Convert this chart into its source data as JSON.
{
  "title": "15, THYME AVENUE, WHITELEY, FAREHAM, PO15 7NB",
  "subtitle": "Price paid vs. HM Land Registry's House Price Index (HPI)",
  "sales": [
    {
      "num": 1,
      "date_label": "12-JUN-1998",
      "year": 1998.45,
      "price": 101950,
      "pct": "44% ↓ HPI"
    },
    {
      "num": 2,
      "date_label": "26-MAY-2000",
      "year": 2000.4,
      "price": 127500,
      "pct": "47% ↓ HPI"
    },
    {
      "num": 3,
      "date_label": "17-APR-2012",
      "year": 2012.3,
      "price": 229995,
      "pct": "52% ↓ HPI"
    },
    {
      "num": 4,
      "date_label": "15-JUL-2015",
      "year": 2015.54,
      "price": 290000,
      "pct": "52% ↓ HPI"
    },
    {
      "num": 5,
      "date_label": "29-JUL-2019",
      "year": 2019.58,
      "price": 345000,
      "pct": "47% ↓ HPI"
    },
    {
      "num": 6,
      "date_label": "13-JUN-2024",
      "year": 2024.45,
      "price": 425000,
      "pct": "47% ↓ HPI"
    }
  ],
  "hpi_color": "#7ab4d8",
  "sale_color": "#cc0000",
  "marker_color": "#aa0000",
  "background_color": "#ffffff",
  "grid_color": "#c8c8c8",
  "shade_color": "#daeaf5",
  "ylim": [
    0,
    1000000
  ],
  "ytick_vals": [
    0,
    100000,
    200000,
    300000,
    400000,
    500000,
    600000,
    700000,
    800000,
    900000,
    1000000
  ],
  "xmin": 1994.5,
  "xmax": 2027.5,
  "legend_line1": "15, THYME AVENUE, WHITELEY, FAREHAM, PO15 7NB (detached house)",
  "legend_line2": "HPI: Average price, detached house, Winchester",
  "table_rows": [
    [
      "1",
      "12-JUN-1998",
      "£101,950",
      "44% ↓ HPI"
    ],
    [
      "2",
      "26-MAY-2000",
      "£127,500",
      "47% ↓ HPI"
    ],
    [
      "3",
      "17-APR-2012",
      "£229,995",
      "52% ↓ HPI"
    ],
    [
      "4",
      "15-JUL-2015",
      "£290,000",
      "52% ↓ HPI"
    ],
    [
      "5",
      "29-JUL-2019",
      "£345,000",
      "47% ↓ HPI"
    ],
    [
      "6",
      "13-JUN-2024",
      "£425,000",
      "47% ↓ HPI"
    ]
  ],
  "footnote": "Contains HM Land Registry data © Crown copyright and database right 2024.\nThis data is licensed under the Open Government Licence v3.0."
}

| Problem |
Find each line that has the word "WHITELEY", then copy it out.

| Response |
  "title": "15, THYME AVENUE, WHITELEY, FAREHAM, PO15 7NB",
  "legend_line1": "15, THYME AVENUE, WHITELEY, FAREHAM, PO15 7NB (detached house)",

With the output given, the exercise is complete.